CHALLENGE:
Tally every line featuring "Adjusting", then give that tally alone.

RECORDS FOR THE EXERCISE:
——

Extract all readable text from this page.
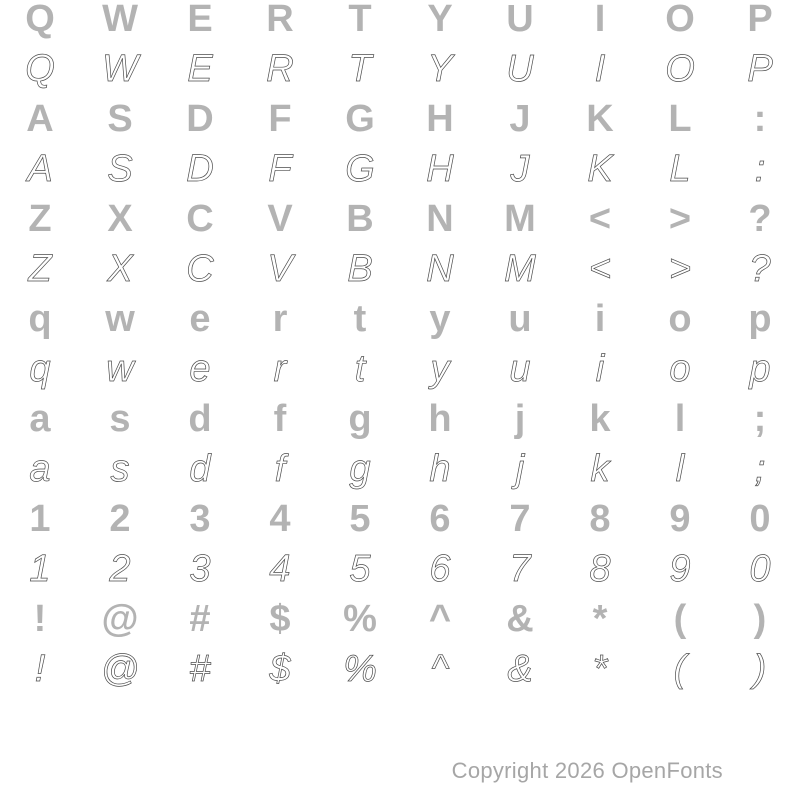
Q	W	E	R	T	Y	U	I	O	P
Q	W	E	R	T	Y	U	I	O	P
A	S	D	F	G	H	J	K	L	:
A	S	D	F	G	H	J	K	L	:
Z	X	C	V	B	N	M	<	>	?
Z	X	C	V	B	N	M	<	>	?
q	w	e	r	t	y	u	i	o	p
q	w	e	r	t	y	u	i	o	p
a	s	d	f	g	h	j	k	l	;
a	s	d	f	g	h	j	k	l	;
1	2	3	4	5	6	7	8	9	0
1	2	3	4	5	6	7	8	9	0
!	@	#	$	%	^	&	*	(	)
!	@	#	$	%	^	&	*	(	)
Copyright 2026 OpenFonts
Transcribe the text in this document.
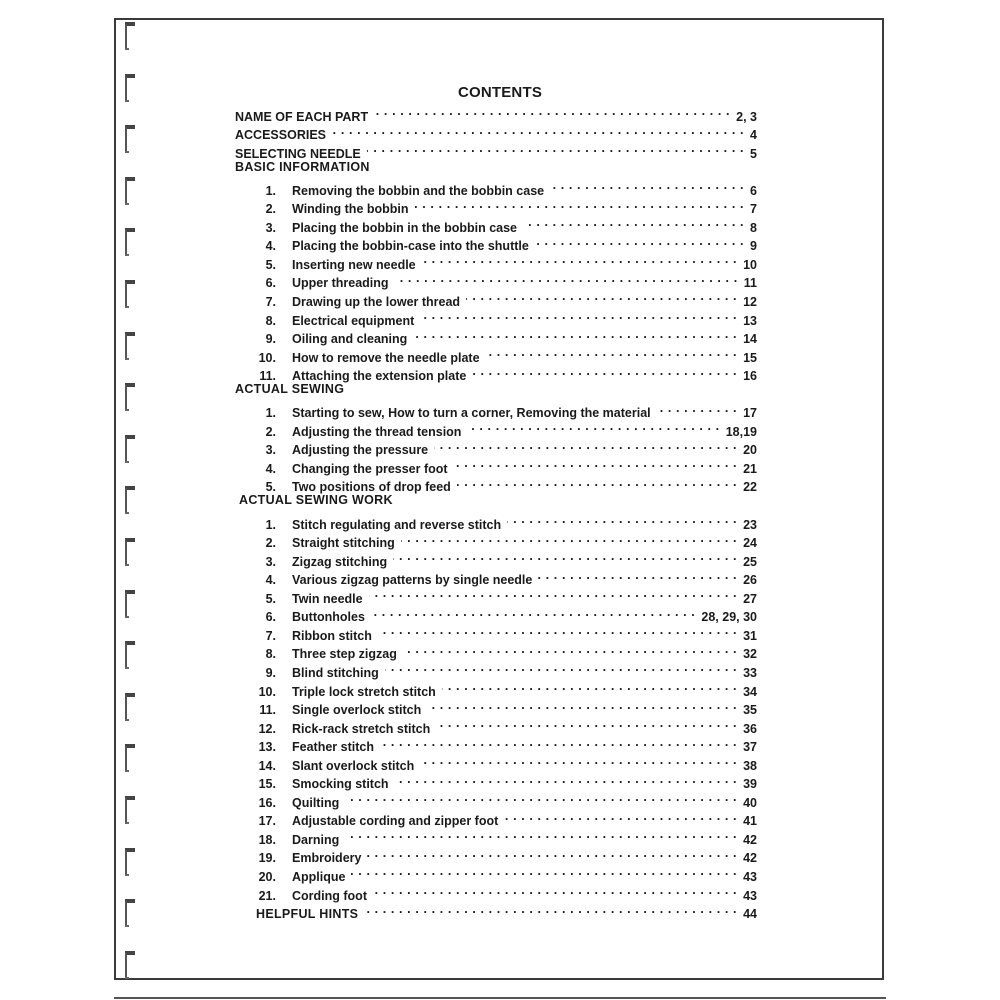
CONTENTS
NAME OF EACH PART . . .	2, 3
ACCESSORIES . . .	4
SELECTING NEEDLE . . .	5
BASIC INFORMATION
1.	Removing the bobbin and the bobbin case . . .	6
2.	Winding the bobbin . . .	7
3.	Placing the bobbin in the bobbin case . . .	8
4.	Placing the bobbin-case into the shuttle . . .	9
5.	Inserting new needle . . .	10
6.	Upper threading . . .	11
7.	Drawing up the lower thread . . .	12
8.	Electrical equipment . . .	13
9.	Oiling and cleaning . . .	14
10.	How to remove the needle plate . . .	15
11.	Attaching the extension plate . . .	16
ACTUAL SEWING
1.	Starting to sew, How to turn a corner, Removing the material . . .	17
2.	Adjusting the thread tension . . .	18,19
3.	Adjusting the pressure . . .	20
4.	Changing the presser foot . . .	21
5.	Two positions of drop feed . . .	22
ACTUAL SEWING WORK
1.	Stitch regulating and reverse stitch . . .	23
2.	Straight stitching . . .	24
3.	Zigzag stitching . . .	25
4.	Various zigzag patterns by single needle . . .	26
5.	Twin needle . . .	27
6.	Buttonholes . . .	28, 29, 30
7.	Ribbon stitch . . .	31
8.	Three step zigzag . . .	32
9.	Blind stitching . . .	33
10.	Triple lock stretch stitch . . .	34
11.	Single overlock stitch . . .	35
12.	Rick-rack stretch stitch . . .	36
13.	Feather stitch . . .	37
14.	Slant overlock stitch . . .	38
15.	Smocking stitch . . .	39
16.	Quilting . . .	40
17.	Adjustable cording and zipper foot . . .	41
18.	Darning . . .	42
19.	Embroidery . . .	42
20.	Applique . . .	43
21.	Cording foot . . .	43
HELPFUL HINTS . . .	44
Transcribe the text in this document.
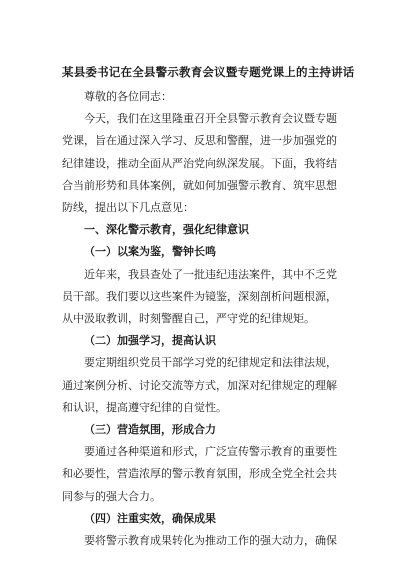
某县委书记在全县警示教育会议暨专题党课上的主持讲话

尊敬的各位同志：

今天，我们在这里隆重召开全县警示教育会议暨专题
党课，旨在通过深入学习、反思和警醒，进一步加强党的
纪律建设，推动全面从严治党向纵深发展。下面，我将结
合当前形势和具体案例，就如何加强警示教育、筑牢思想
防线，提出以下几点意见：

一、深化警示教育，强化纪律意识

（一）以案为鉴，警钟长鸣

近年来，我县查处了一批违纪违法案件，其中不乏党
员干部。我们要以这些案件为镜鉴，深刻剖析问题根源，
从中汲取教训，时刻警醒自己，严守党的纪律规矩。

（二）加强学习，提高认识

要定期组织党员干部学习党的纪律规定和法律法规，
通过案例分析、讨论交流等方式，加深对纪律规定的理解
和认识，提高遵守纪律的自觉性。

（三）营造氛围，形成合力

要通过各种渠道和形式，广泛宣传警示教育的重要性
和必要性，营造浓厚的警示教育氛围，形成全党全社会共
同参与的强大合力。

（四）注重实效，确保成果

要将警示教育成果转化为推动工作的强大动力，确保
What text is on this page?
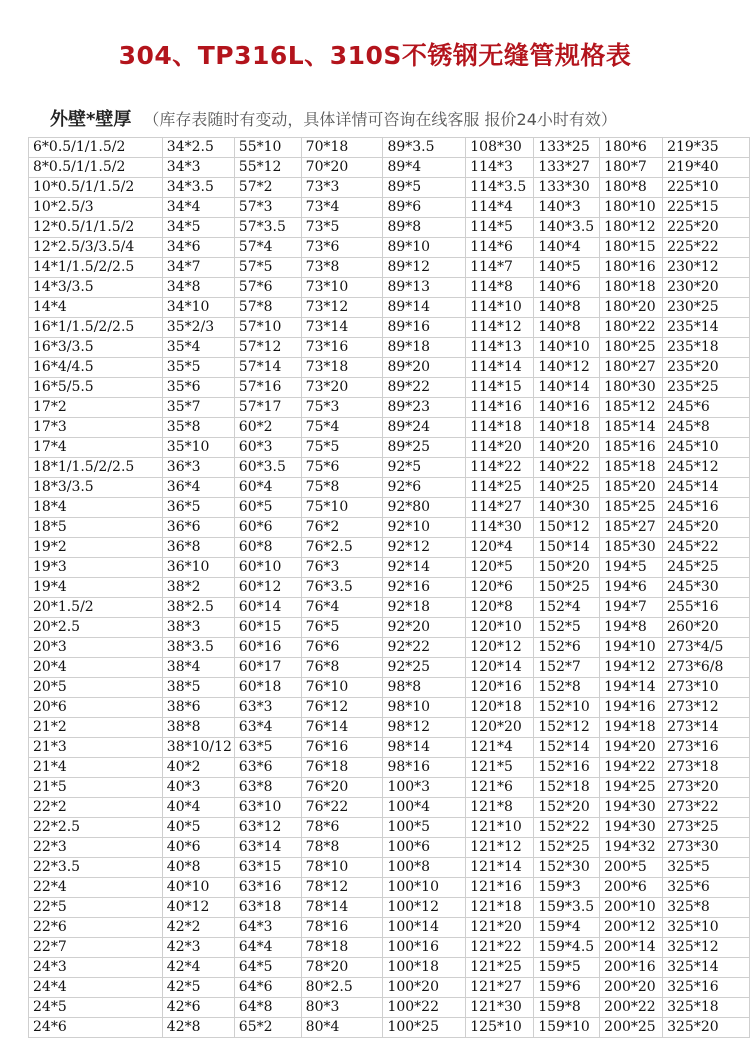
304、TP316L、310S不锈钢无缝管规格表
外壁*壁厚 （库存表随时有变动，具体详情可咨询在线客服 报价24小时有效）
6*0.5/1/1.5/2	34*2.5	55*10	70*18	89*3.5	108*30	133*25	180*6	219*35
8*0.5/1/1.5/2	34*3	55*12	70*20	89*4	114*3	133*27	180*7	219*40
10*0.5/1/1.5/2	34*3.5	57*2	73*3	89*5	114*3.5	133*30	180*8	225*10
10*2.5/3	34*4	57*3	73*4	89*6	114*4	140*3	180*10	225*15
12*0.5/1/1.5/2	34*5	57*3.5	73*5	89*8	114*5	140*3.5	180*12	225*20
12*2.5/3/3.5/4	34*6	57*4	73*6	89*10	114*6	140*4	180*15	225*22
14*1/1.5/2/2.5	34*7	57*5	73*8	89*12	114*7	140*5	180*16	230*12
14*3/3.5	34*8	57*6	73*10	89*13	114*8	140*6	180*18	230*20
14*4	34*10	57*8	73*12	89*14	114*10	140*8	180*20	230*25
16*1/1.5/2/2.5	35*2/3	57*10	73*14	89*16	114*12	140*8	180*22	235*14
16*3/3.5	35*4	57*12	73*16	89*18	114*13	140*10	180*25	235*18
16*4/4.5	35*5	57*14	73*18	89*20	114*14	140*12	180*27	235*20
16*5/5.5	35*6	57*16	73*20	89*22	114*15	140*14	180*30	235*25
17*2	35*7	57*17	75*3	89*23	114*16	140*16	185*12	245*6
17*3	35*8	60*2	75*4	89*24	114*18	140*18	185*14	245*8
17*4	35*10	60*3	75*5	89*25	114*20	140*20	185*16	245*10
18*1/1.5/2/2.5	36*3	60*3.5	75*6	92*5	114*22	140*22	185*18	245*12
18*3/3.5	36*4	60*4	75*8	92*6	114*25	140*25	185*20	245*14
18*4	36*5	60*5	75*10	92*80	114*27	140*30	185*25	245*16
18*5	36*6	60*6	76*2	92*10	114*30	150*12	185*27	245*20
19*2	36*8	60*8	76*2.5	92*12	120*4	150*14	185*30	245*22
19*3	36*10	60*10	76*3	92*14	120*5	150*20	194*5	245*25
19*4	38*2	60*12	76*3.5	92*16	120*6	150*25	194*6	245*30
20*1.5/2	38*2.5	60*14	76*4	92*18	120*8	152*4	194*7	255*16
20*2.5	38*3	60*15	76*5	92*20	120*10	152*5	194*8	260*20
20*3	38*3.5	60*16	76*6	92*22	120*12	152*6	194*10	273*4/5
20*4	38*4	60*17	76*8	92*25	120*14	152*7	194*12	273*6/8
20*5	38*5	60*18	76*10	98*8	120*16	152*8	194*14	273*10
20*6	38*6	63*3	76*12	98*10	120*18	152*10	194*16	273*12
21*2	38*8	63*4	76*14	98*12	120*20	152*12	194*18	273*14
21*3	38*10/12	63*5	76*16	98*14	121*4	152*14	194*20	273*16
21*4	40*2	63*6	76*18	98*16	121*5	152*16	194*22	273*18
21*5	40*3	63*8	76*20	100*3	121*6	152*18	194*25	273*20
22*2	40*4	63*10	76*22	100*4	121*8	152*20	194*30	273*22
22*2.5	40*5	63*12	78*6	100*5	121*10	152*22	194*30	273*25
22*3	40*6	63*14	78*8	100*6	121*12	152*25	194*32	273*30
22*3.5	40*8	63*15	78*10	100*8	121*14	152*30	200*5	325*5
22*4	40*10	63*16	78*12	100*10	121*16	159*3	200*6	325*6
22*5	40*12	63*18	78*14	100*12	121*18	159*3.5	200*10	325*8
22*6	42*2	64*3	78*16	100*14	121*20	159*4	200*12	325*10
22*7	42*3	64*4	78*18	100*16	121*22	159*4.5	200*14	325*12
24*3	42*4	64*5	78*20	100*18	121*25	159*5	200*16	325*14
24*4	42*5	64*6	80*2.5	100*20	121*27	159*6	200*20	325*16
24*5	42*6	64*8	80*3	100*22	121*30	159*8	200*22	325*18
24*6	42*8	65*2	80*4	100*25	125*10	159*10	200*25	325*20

——

OUTPUT FOR THIS EXERCISE:
2